*Task material*:

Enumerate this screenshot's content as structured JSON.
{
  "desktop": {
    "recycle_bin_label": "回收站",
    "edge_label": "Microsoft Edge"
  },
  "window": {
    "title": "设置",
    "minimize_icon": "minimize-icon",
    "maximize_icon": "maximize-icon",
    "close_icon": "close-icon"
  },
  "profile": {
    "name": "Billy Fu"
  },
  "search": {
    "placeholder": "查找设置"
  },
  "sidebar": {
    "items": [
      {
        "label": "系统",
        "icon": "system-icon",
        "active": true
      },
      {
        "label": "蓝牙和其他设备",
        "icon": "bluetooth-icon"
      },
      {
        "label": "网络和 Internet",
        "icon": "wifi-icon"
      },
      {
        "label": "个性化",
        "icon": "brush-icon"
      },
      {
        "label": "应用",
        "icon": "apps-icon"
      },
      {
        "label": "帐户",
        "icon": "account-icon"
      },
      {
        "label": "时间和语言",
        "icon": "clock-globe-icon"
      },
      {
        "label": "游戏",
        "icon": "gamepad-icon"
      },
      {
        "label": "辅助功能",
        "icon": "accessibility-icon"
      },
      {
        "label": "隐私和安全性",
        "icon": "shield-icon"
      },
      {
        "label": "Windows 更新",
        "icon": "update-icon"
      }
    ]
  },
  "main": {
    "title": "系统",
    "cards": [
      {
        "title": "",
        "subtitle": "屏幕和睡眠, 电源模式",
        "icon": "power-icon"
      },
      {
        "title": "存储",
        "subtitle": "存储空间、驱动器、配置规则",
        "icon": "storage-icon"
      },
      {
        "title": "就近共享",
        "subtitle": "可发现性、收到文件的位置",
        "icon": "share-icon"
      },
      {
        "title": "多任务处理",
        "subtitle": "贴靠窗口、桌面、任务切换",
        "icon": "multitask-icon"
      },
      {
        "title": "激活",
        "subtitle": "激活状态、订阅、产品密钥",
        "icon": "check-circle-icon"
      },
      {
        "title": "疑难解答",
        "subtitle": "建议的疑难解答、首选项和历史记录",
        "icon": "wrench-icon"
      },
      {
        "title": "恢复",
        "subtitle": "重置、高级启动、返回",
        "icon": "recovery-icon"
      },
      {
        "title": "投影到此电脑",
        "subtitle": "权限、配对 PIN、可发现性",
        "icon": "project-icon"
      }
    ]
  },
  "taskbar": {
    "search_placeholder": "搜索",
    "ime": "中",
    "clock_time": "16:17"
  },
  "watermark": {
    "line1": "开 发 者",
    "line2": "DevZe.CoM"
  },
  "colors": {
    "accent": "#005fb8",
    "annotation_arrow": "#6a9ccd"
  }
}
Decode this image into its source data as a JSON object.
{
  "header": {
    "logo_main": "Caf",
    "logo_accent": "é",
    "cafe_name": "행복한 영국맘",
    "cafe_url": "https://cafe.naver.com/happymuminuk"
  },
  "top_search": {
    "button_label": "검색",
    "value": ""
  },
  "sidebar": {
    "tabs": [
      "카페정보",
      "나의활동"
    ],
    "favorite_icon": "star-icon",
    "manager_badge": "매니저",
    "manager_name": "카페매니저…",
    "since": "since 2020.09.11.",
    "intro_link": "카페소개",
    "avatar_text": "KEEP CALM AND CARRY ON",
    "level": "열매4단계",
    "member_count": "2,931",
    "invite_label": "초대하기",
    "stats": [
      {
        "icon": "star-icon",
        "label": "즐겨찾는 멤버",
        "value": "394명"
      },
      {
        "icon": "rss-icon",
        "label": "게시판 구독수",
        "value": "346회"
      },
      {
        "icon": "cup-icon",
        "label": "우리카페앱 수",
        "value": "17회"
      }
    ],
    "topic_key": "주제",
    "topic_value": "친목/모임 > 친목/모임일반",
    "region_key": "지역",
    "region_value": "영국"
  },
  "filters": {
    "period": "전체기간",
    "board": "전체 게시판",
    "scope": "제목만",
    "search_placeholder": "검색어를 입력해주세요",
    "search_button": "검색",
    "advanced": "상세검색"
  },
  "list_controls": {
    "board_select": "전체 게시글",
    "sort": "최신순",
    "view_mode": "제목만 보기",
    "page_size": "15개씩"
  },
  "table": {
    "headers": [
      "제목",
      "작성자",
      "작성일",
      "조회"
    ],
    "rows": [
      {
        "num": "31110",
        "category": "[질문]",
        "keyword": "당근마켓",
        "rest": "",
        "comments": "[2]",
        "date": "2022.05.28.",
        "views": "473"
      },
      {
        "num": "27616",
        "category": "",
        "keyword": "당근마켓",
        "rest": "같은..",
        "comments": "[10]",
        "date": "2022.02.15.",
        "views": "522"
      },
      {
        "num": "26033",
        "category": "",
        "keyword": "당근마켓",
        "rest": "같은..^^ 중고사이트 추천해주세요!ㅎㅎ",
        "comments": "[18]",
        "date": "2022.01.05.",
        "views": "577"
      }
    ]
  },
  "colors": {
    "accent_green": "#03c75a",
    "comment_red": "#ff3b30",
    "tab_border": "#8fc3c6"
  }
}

*Instruction*:
Every entry should be output exactly as written, please.

*Correct response*:
Enumerate this screenshot's content as structured JSON.
{
  "desktop": {
    "recycle_bin_label": "回收站",
    "edge_label": "Microsoft Edge"
  },
  "window": {
    "title": "设置",
    "minimize_icon": "minimize-icon",
    "maximize_icon": "maximize-icon",
    "close_icon": "close-icon"
  },
  "profile": {
    "name": "Billy Fu"
  },
  "search": {
    "placeholder": "查找设置"
  },
  "sidebar": {
    "items": [
      {
        "label": "系统",
        "icon": "system-icon",
        "active": true
      },
      {
        "label": "蓝牙和其他设备",
        "icon": "bluetooth-icon"
      },
      {
        "label": "网络和 Internet",
        "icon": "wifi-icon"
      },
      {
        "label": "个性化",
        "icon": "brush-icon"
      },
      {
        "label": "应用",
        "icon": "apps-icon"
      },
      {
        "label": "帐户",
        "icon": "account-icon"
      },
      {
        "label": "时间和语言",
        "icon": "clock-globe-icon"
      },
      {
        "label": "游戏",
        "icon": "gamepad-icon"
      },
      {
        "label": "辅助功能",
        "icon": "accessibility-icon"
      },
      {
        "label": "隐私和安全性",
        "icon": "shield-icon"
      },
      {
        "label": "Windows 更新",
        "icon": "update-icon"
      }
    ]
  },
  "main": {
    "title": "系统",
    "cards": [
      {
        "title": "",
        "subtitle": "屏幕和睡眠, 电源模式",
        "icon": "power-icon"
      },
      {
        "title": "存储",
        "subtitle": "存储空间、驱动器、配置规则",
        "icon": "storage-icon"
      },
      {
        "title": "就近共享",
        "subtitle": "可发现性、收到文件的位置",
        "icon": "share-icon"
      },
      {
        "title": "多任务处理",
        "subtitle": "贴靠窗口、桌面、任务切换",
        "icon": "multitask-icon"
      },
      {
        "title": "激活",
        "subtitle": "激活状态、订阅、产品密钥",
        "icon": "check-circle-icon"
      },
      {
        "title": "疑难解答",
        "subtitle": "建议的疑难解答、首选项和历史记录",
        "icon": "wrench-icon"
      },
      {
        "title": "恢复",
        "subtitle": "重置、高级启动、返回",
        "icon": "recovery-icon"
      },
      {
        "title": "投影到此电脑",
        "subtitle": "权限、配对 PIN、可发现性",
        "icon": "project-icon"
      }
    ]
  },
  "taskbar": {
    "search_placeholder": "搜索",
    "ime": "中",
    "clock_time": "16:17"
  },
  "watermark": {
    "line1": "开 发 者",
    "line2": "DevZe.CoM"
  },
  "colors": {
    "accent": "#005fb8",
    "annotation_arrow": "#6a9ccd"
  }
}
Decode this image into its source data as a JSON object.
{
  "header": {
    "logo_main": "Caf",
    "logo_accent": "é",
    "cafe_name": "행복한 영국맘",
    "cafe_url": "https://cafe.naver.com/happymuminuk"
  },
  "top_search": {
    "button_label": "검색",
    "value": ""
  },
  "sidebar": {
    "tabs": [
      "카페정보",
      "나의활동"
    ],
    "favorite_icon": "star-icon",
    "manager_badge": "매니저",
    "manager_name": "카페매니저…",
    "since": "since 2020.09.11.",
    "intro_link": "카페소개",
    "avatar_text": "KEEP CALM AND CARRY ON",
    "level": "열매4단계",
    "member_count": "2,931",
    "invite_label": "초대하기",
    "stats": [
      {
        "icon": "star-icon",
        "label": "즐겨찾는 멤버",
        "value": "394명"
      },
      {
        "icon": "rss-icon",
        "label": "게시판 구독수",
        "value": "346회"
      },
      {
        "icon": "cup-icon",
        "label": "우리카페앱 수",
        "value": "17회"
      }
    ],
    "topic_key": "주제",
    "topic_value": "친목/모임 > 친목/모임일반",
    "region_key": "지역",
    "region_value": "영국"
  },
  "filters": {
    "period": "전체기간",
    "board": "전체 게시판",
    "scope": "제목만",
    "search_placeholder": "검색어를 입력해주세요",
    "search_button": "검색",
    "advanced": "상세검색"
  },
  "list_controls": {
    "board_select": "전체 게시글",
    "sort": "최신순",
    "view_mode": "제목만 보기",
    "page_size": "15개씩"
  },
  "table": {
    "headers": [
      "제목",
      "작성자",
      "작성일",
      "조회"
    ],
    "rows": [
      {
        "num": "31110",
        "category": "[질문]",
        "keyword": "당근마켓",
        "rest": "",
        "comments": "[2]",
        "date": "2022.05.28.",
        "views": "473"
      },
      {
        "num": "27616",
        "category": "",
        "keyword": "당근마켓",
        "rest": "같은..",
        "comments": "[10]",
        "date": "2022.02.15.",
        "views": "522"
      },
      {
        "num": "26033",
        "category": "",
        "keyword": "당근마켓",
        "rest": "같은..^^ 중고사이트 추천해주세요!ㅎㅎ",
        "comments": "[18]",
        "date": "2022.01.05.",
        "views": "577"
      }
    ]
  },
  "colors": {
    "accent_green": "#03c75a",
    "comment_red": "#ff3b30",
    "tab_border": "#8fc3c6"
  }
}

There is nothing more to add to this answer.